Data to use>
◇ ◇ ◇ ◇ ◇
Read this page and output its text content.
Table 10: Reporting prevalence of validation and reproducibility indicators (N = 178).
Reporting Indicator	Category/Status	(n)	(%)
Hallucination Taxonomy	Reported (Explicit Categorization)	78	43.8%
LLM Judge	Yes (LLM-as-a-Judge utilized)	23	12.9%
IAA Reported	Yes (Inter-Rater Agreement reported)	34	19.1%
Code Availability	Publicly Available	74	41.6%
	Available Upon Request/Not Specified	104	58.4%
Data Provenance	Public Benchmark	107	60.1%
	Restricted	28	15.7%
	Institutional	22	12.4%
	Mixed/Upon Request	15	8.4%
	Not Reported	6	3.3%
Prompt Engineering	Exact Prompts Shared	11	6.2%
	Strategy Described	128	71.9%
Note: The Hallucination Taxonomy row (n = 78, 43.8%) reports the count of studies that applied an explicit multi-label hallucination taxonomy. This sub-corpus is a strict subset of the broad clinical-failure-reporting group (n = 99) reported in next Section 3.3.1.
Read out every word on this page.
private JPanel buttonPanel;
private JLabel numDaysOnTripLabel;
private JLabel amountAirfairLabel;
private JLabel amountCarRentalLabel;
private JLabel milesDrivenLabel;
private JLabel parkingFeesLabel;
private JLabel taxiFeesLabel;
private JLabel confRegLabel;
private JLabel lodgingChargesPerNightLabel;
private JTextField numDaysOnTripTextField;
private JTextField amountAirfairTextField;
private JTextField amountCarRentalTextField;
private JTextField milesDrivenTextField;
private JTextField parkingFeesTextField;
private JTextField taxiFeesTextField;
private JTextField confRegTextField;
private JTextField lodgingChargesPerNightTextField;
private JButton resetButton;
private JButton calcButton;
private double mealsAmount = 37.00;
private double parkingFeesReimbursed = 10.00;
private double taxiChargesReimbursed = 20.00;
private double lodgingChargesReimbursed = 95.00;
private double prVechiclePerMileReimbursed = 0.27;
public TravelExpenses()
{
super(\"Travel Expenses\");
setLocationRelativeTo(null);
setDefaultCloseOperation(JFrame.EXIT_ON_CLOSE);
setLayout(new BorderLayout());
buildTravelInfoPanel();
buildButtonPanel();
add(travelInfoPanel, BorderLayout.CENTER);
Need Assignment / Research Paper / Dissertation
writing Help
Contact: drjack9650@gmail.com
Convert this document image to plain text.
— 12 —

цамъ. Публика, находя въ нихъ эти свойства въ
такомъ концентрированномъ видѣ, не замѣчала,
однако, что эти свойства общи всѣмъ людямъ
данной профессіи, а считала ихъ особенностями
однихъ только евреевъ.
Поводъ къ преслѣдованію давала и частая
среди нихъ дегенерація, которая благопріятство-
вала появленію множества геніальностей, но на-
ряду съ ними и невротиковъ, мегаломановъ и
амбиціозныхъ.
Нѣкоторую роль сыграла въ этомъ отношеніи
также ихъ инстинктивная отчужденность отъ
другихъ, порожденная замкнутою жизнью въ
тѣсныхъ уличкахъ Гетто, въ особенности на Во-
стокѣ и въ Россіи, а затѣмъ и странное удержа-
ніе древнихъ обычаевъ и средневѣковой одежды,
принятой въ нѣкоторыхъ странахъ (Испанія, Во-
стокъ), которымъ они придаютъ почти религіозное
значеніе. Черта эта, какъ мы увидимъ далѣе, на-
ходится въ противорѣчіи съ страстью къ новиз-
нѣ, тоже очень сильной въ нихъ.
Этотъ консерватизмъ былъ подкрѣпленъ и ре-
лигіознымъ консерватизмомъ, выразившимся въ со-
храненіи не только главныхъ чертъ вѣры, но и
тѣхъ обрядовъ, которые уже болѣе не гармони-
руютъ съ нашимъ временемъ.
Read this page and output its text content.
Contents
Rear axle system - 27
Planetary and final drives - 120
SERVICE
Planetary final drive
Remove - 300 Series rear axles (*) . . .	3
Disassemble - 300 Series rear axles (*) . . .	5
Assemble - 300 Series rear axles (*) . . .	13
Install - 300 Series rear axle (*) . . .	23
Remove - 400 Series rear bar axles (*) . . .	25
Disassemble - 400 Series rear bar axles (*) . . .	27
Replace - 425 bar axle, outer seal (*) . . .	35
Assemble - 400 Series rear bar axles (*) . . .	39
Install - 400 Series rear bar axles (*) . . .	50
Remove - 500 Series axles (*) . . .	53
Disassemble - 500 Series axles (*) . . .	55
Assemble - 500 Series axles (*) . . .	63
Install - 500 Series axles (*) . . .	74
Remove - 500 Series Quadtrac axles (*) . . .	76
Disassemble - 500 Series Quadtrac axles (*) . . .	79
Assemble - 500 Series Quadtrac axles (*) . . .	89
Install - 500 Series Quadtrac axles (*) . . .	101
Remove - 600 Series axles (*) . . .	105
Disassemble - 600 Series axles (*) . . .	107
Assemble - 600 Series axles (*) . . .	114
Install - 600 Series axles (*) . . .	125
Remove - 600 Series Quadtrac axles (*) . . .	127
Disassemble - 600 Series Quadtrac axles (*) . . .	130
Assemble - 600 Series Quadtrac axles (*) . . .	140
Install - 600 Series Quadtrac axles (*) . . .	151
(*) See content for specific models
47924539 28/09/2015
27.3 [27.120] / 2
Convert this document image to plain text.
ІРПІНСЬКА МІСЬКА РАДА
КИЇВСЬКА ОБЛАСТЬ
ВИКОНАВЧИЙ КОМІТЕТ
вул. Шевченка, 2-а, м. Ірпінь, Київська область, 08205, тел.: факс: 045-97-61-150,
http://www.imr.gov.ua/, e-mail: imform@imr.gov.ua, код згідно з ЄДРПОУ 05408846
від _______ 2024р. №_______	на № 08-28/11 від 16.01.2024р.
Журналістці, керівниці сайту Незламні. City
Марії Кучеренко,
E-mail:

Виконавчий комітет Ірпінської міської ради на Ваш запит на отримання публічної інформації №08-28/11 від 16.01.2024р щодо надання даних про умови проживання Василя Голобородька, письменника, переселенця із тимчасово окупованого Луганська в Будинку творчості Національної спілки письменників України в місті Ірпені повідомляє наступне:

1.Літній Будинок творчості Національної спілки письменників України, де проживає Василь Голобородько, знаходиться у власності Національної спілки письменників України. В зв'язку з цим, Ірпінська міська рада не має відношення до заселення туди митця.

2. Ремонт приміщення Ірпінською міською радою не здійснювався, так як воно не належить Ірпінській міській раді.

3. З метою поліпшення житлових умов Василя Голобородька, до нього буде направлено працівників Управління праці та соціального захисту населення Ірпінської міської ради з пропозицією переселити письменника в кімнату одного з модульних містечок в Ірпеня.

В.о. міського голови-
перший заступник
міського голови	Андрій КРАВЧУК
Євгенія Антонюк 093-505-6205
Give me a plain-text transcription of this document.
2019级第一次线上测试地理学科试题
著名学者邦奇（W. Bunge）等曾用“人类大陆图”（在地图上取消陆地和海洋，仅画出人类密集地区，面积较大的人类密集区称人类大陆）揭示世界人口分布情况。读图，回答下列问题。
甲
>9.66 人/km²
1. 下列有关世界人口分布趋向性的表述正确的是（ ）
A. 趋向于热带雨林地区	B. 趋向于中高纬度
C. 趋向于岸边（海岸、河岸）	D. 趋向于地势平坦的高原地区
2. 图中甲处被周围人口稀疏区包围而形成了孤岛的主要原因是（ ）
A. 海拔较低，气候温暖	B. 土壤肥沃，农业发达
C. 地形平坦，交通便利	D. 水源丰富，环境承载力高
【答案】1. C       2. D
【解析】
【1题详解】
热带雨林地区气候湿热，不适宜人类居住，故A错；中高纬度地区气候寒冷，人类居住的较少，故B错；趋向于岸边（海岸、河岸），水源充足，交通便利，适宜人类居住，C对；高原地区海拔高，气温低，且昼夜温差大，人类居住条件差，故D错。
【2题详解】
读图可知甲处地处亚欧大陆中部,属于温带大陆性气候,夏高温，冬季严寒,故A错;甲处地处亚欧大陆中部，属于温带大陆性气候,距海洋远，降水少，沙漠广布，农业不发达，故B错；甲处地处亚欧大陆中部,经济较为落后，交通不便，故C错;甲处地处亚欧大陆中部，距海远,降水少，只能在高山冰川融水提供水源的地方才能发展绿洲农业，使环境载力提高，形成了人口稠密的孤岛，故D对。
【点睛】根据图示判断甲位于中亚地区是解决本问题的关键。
◇ ◇ ◇ ◇ ◇
Your instructions> Count how many lines include the string "Disassemble". Nothing but the number is needed.

Response below> 6